═══ Given data
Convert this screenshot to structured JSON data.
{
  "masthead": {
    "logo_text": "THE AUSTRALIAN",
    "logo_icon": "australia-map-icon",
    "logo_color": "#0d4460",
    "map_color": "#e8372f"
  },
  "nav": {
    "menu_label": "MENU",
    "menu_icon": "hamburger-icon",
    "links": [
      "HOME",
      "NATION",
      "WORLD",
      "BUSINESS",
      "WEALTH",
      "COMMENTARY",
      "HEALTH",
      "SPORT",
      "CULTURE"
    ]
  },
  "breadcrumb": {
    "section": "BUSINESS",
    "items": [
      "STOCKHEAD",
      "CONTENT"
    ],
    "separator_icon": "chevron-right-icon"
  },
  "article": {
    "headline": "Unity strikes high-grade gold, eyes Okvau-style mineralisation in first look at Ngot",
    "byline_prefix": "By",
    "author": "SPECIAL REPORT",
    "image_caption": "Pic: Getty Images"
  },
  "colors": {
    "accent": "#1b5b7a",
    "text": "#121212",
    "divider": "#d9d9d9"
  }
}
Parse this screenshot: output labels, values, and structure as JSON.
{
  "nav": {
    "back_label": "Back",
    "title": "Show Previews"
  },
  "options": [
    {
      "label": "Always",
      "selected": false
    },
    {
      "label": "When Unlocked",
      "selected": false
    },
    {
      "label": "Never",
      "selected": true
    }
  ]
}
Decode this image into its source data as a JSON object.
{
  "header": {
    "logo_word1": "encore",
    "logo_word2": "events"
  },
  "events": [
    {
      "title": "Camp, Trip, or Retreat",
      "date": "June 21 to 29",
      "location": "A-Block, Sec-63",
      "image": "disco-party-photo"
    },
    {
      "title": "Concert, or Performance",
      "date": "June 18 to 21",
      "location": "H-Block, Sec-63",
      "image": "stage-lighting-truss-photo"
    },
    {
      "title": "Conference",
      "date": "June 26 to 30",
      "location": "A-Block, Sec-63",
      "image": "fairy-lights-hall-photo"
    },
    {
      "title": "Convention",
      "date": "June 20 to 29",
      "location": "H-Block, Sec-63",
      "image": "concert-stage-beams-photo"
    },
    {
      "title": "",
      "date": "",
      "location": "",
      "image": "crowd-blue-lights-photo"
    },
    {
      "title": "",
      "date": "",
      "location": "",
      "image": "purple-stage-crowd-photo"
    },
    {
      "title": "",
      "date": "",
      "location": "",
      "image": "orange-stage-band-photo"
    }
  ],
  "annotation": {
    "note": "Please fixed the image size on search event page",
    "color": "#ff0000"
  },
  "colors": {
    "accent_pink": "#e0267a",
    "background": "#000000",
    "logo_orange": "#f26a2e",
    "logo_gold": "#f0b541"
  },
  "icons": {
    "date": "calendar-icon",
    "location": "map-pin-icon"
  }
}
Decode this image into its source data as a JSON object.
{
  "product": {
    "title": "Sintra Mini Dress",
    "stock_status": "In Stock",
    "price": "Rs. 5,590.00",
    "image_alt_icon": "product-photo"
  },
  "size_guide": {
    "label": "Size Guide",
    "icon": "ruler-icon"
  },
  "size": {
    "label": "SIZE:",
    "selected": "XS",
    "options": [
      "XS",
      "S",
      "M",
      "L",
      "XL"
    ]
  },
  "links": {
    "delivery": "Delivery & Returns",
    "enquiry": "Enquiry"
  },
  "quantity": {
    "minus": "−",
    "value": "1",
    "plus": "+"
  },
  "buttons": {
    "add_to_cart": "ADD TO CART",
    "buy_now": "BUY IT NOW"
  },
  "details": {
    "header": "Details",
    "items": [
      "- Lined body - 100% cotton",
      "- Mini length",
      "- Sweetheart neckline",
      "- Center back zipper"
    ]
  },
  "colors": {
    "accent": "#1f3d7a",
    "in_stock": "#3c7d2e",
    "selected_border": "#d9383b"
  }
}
══════
Exercise objective >> Copy out each line above, character for character.

Solution to this problem >>
Convert this screenshot to structured JSON data.
{
  "masthead": {
    "logo_text": "THE AUSTRALIAN",
    "logo_icon": "australia-map-icon",
    "logo_color": "#0d4460",
    "map_color": "#e8372f"
  },
  "nav": {
    "menu_label": "MENU",
    "menu_icon": "hamburger-icon",
    "links": [
      "HOME",
      "NATION",
      "WORLD",
      "BUSINESS",
      "WEALTH",
      "COMMENTARY",
      "HEALTH",
      "SPORT",
      "CULTURE"
    ]
  },
  "breadcrumb": {
    "section": "BUSINESS",
    "items": [
      "STOCKHEAD",
      "CONTENT"
    ],
    "separator_icon": "chevron-right-icon"
  },
  "article": {
    "headline": "Unity strikes high-grade gold, eyes Okvau-style mineralisation in first look at Ngot",
    "byline_prefix": "By",
    "author": "SPECIAL REPORT",
    "image_caption": "Pic: Getty Images"
  },
  "colors": {
    "accent": "#1b5b7a",
    "text": "#121212",
    "divider": "#d9d9d9"
  }
}
Parse this screenshot: output labels, values, and structure as JSON.
{
  "nav": {
    "back_label": "Back",
    "title": "Show Previews"
  },
  "options": [
    {
      "label": "Always",
      "selected": false
    },
    {
      "label": "When Unlocked",
      "selected": false
    },
    {
      "label": "Never",
      "selected": true
    }
  ]
}
Decode this image into its source data as a JSON object.
{
  "header": {
    "logo_word1": "encore",
    "logo_word2": "events"
  },
  "events": [
    {
      "title": "Camp, Trip, or Retreat",
      "date": "June 21 to 29",
      "location": "A-Block, Sec-63",
      "image": "disco-party-photo"
    },
    {
      "title": "Concert, or Performance",
      "date": "June 18 to 21",
      "location": "H-Block, Sec-63",
      "image": "stage-lighting-truss-photo"
    },
    {
      "title": "Conference",
      "date": "June 26 to 30",
      "location": "A-Block, Sec-63",
      "image": "fairy-lights-hall-photo"
    },
    {
      "title": "Convention",
      "date": "June 20 to 29",
      "location": "H-Block, Sec-63",
      "image": "concert-stage-beams-photo"
    },
    {
      "title": "",
      "date": "",
      "location": "",
      "image": "crowd-blue-lights-photo"
    },
    {
      "title": "",
      "date": "",
      "location": "",
      "image": "purple-stage-crowd-photo"
    },
    {
      "title": "",
      "date": "",
      "location": "",
      "image": "orange-stage-band-photo"
    }
  ],
  "annotation": {
    "note": "Please fixed the image size on search event page",
    "color": "#ff0000"
  },
  "colors": {
    "accent_pink": "#e0267a",
    "background": "#000000",
    "logo_orange": "#f26a2e",
    "logo_gold": "#f0b541"
  },
  "icons": {
    "date": "calendar-icon",
    "location": "map-pin-icon"
  }
}
Decode this image into its source data as a JSON object.
{
  "product": {
    "title": "Sintra Mini Dress",
    "stock_status": "In Stock",
    "price": "Rs. 5,590.00",
    "image_alt_icon": "product-photo"
  },
  "size_guide": {
    "label": "Size Guide",
    "icon": "ruler-icon"
  },
  "size": {
    "label": "SIZE:",
    "selected": "XS",
    "options": [
      "XS",
      "S",
      "M",
      "L",
      "XL"
    ]
  },
  "links": {
    "delivery": "Delivery & Returns",
    "enquiry": "Enquiry"
  },
  "quantity": {
    "minus": "−",
    "value": "1",
    "plus": "+"
  },
  "buttons": {
    "add_to_cart": "ADD TO CART",
    "buy_now": "BUY IT NOW"
  },
  "details": {
    "header": "Details",
    "items": [
      "- Lined body - 100% cotton",
      "- Mini length",
      "- Sweetheart neckline",
      "- Center back zipper"
    ]
  },
  "colors": {
    "accent": "#1f3d7a",
    "in_stock": "#3c7d2e",
    "selected_border": "#d9383b"
  }
}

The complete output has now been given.